■ Written task ■
Set out every line bearing the string "graficelor".

■ Entries ■
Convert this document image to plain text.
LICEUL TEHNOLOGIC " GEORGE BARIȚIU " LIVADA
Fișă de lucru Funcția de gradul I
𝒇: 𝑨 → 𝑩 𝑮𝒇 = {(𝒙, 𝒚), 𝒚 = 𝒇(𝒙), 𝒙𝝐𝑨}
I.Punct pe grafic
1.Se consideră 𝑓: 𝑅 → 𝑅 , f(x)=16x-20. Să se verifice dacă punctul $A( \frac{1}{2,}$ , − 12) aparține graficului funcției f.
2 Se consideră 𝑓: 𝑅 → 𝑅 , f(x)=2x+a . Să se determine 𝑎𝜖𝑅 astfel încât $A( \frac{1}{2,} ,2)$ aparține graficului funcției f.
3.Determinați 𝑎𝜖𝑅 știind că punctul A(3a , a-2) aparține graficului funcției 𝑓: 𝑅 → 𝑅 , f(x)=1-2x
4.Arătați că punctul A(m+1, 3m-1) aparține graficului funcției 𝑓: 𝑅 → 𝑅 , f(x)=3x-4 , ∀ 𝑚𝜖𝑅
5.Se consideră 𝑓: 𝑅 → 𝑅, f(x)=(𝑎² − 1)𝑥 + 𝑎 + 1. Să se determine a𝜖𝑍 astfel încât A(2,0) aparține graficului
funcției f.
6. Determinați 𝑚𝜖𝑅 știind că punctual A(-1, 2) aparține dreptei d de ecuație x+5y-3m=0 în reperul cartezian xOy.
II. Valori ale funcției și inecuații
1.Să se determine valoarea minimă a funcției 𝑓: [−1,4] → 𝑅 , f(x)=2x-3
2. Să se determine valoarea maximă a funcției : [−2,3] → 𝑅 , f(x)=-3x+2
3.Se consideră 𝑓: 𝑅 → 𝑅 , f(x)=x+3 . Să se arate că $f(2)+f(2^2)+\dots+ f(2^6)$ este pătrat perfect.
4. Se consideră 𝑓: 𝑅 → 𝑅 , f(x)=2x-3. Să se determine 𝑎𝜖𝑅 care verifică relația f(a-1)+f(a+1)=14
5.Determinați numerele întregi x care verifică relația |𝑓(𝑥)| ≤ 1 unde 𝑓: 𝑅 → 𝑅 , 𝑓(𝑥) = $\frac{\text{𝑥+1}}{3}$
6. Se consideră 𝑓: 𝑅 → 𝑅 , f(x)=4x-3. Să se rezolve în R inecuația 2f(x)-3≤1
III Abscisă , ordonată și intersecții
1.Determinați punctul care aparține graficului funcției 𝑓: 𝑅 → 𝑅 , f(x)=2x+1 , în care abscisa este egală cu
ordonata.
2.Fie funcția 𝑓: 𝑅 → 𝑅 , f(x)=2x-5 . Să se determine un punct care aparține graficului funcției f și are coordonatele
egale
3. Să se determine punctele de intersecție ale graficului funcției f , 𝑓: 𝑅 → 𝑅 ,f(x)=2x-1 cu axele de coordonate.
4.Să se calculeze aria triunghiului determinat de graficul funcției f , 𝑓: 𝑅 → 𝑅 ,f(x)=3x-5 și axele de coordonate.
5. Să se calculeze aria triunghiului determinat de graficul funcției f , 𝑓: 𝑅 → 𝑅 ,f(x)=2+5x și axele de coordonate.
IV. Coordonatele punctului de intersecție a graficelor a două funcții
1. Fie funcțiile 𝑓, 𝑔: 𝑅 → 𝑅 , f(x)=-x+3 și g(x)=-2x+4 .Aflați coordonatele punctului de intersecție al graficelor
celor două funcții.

■ Solution to the problem ■
IV. Coordonatele punctului de intersecție a graficelor a două funcții
1. Fie funcțiile 𝑓, 𝑔: 𝑅 → 𝑅 , f(x)=-x+3 și g(x)=-2x+4 .Aflați coordonatele punctului de intersecție al graficelor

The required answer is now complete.